■ INPUT ROWS
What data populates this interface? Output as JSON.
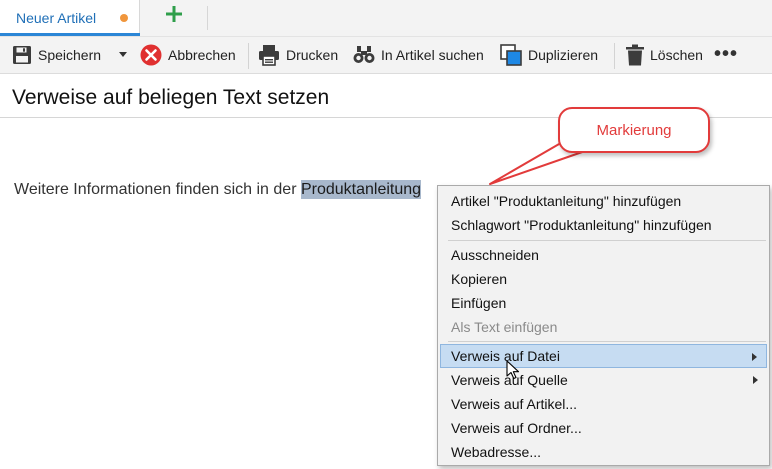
{
  "tabs": {
    "active_label": "Neuer Artikel",
    "unsaved_color": "#f0963c",
    "add_icon": "plus-icon"
  },
  "toolbar": {
    "save": "Speichern",
    "cancel": "Abbrechen",
    "print": "Drucken",
    "search": "In Artikel suchen",
    "duplicate": "Duplizieren",
    "delete": "Löschen",
    "more": "•••"
  },
  "page": {
    "title": "Verweise auf beliegen Text setzen",
    "text_before": "Weitere Informationen finden sich in der ",
    "text_selected": "Produktanleitung"
  },
  "callout": {
    "label": "Markierung",
    "color": "#e23b3b"
  },
  "context_menu": {
    "items": [
      {
        "label": "Artikel \"Produktanleitung\" hinzufügen"
      },
      {
        "label": "Schlagwort \"Produktanleitung\" hinzufügen"
      },
      {
        "label": "Ausschneiden"
      },
      {
        "label": "Kopieren"
      },
      {
        "label": "Einfügen"
      },
      {
        "label": "Als Text einfügen",
        "disabled": true
      },
      {
        "label": "Verweis auf Datei",
        "submenu": true,
        "highlighted": true
      },
      {
        "label": "Verweis auf Quelle",
        "submenu": true
      },
      {
        "label": "Verweis auf Artikel..."
      },
      {
        "label": "Verweis auf Ordner..."
      },
      {
        "label": "Webadresse..."
      }
    ],
    "highlight_color": "#c6dcf2"
  }
}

■ TASK DIRECTIONS
The records above need to be given again exactly. Omit the pictures.

■ FINAL RESULT
What data populates this interface? Output as JSON.
{
  "tabs": {
    "active_label": "Neuer Artikel",
    "unsaved_color": "#f0963c",
    "add_icon": "plus-icon"
  },
  "toolbar": {
    "save": "Speichern",
    "cancel": "Abbrechen",
    "print": "Drucken",
    "search": "In Artikel suchen",
    "duplicate": "Duplizieren",
    "delete": "Löschen",
    "more": "•••"
  },
  "page": {
    "title": "Verweise auf beliegen Text setzen",
    "text_before": "Weitere Informationen finden sich in der ",
    "text_selected": "Produktanleitung"
  },
  "callout": {
    "label": "Markierung",
    "color": "#e23b3b"
  },
  "context_menu": {
    "items": [
      {
        "label": "Artikel \"Produktanleitung\" hinzufügen"
      },
      {
        "label": "Schlagwort \"Produktanleitung\" hinzufügen"
      },
      {
        "label": "Ausschneiden"
      },
      {
        "label": "Kopieren"
      },
      {
        "label": "Einfügen"
      },
      {
        "label": "Als Text einfügen",
        "disabled": true
      },
      {
        "label": "Verweis auf Datei",
        "submenu": true,
        "highlighted": true
      },
      {
        "label": "Verweis auf Quelle",
        "submenu": true
      },
      {
        "label": "Verweis auf Artikel..."
      },
      {
        "label": "Verweis auf Ordner..."
      },
      {
        "label": "Webadresse..."
      }
    ],
    "highlight_color": "#c6dcf2"
  }
}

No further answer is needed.